'''

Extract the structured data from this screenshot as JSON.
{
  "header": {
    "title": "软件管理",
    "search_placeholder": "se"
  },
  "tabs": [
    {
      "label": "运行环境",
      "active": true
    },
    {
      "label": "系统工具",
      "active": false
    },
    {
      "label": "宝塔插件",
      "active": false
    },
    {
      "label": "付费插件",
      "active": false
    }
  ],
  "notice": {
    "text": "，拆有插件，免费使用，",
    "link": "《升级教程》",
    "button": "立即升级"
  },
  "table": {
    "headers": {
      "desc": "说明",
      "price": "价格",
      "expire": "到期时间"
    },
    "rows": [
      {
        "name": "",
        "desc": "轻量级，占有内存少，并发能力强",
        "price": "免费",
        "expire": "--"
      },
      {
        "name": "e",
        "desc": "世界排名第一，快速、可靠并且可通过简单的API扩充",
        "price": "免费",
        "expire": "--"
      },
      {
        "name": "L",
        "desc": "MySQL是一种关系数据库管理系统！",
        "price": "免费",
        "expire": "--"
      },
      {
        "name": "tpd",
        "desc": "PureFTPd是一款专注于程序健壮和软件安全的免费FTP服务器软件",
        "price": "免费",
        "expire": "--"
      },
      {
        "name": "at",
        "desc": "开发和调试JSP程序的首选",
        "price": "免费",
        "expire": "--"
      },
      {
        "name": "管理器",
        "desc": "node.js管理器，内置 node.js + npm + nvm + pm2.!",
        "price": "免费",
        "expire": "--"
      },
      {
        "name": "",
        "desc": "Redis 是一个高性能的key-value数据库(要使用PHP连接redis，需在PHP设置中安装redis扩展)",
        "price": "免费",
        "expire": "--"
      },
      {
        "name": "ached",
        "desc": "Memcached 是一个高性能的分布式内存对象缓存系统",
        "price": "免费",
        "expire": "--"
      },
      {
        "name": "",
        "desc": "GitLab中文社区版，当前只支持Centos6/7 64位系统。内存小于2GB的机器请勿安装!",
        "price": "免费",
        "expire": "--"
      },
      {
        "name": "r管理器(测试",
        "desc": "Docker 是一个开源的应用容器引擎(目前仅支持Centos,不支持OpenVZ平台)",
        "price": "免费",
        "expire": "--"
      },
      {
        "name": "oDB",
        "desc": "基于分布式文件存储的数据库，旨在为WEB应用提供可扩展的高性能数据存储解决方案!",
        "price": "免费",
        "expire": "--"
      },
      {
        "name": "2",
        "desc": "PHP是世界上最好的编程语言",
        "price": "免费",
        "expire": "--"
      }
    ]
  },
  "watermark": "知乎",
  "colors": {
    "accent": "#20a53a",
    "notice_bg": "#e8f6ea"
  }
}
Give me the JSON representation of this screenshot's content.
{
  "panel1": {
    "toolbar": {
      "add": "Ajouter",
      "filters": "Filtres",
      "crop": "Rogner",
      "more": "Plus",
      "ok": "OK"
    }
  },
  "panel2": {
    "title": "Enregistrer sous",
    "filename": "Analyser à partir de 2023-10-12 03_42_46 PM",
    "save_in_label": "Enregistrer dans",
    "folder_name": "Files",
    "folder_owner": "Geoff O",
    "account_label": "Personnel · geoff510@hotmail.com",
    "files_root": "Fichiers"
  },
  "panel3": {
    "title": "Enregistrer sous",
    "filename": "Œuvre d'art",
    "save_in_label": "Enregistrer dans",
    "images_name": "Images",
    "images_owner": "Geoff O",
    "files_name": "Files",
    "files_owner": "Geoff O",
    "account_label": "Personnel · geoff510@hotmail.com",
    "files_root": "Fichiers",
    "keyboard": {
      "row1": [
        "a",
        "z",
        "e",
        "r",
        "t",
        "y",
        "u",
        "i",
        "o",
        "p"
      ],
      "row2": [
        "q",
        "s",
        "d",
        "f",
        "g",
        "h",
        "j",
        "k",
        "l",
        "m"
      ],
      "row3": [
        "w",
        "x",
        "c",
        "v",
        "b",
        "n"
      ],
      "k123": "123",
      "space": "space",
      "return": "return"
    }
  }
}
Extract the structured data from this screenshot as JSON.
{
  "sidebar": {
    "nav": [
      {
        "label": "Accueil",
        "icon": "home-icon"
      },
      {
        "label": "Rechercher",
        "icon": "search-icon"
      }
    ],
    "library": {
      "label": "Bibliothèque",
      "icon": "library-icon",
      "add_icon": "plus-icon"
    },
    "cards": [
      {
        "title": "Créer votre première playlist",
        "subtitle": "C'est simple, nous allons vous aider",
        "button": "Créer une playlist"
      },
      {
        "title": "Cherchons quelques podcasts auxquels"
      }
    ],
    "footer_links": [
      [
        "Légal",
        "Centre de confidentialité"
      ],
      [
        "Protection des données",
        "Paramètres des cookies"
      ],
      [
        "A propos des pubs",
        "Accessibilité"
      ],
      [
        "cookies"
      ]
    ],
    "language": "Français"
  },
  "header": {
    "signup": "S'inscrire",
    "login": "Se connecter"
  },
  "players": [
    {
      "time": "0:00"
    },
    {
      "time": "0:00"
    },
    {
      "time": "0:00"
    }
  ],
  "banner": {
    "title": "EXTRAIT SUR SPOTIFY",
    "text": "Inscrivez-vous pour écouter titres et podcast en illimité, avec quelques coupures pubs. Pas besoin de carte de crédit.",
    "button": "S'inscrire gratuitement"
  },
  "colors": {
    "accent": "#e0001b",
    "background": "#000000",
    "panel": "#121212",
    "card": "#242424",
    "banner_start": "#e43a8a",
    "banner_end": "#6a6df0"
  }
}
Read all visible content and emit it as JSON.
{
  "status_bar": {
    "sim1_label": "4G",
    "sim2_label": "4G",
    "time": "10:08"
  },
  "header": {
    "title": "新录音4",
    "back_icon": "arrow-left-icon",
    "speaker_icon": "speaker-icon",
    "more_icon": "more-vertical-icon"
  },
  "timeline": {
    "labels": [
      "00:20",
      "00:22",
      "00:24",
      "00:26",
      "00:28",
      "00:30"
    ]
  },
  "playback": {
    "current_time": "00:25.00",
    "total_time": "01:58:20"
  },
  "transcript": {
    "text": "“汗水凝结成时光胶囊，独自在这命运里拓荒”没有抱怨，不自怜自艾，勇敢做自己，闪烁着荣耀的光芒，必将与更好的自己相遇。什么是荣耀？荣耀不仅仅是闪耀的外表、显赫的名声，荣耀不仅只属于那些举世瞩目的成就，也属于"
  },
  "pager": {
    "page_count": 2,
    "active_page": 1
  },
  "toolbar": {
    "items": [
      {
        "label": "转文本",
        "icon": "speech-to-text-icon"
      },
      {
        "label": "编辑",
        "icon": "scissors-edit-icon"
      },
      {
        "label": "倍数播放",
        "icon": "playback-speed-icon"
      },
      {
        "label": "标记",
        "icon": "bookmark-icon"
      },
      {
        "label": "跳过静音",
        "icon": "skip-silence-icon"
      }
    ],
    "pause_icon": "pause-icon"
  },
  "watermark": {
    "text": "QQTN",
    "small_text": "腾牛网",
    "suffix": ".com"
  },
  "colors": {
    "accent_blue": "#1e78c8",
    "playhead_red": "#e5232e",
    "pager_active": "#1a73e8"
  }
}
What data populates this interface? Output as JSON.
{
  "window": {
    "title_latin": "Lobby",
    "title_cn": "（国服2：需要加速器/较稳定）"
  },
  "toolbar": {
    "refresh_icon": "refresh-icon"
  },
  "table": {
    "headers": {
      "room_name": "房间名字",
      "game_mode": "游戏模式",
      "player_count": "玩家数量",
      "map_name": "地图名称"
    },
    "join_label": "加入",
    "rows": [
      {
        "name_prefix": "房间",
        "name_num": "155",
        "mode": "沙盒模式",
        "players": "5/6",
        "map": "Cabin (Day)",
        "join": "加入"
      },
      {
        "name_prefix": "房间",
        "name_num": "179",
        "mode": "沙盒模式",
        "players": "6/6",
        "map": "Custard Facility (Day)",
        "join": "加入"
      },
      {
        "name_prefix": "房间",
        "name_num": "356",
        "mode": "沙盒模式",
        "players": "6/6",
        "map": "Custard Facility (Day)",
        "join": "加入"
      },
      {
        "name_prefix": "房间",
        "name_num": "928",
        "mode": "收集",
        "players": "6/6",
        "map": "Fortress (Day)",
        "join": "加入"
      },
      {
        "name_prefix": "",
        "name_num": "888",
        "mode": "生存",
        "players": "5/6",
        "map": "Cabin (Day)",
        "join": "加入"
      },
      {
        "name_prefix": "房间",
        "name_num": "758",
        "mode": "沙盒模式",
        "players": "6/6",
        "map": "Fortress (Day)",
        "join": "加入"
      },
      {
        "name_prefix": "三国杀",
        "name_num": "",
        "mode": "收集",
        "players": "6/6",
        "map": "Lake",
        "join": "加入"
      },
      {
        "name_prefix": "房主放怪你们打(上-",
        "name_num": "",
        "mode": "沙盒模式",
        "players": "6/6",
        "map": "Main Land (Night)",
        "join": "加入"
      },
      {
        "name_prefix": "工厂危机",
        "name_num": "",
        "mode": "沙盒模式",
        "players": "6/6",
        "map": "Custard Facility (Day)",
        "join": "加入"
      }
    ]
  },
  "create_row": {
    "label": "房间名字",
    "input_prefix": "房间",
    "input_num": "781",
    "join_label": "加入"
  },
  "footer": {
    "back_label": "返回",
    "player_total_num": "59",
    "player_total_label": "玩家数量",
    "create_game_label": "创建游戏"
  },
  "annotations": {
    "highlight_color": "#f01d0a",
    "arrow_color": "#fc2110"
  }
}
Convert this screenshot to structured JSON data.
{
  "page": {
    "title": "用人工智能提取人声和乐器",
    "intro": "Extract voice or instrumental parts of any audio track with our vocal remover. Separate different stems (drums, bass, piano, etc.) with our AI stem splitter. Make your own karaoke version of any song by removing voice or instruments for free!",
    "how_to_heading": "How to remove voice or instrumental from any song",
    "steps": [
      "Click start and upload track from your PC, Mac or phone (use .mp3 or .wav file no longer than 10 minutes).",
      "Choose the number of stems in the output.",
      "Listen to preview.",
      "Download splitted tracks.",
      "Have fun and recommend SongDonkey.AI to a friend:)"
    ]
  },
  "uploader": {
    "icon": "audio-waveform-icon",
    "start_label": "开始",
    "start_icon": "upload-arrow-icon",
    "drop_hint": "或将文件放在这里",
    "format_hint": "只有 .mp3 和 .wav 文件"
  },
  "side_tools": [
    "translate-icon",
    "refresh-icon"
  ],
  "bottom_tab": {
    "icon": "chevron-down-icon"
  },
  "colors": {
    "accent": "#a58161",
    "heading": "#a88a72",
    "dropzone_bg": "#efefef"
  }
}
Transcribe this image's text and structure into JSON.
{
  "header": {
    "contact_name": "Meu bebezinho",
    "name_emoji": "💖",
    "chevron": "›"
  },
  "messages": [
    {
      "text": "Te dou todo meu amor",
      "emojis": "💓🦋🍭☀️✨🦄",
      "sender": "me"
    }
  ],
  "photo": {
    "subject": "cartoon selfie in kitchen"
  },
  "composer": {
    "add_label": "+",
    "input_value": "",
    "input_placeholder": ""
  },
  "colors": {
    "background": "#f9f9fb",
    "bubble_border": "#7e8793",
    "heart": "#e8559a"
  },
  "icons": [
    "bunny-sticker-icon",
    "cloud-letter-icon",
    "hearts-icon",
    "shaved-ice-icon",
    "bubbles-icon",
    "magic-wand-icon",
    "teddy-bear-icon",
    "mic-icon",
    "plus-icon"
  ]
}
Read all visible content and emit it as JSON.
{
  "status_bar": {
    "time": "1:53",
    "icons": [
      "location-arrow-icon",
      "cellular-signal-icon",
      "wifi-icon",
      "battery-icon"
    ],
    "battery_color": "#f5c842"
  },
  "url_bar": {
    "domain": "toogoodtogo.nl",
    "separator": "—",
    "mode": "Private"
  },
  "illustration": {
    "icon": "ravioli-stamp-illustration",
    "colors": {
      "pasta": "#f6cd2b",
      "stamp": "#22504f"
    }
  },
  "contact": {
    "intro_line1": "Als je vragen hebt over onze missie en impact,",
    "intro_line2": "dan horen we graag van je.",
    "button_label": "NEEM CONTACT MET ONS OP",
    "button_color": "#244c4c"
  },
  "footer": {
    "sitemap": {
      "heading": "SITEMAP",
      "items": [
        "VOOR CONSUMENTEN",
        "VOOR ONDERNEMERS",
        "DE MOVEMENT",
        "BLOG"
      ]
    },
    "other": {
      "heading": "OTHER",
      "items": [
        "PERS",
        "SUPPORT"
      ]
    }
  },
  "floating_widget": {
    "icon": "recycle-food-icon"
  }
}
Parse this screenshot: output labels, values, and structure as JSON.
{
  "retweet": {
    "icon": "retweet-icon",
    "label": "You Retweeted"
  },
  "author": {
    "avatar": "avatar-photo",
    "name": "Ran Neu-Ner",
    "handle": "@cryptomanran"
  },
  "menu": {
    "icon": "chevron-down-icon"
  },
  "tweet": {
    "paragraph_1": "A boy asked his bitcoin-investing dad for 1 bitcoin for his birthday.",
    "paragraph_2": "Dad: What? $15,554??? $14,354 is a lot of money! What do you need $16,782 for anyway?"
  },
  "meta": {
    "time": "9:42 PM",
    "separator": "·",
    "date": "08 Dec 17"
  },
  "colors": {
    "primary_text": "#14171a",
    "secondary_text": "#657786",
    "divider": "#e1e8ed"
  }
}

'''

§ The exercise
Scan the material above. Copy each line that holds the word "voice".

§ Complete answer
    "intro": "Extract voice or instrumental parts of any audio track with our vocal remover. Separate different stems (drums, bass, piano, etc.) with our AI stem splitter. Make your own karaoke version of any song by removing voice or instruments for free!",
    "how_to_heading": "How to remove voice or instrumental from any song",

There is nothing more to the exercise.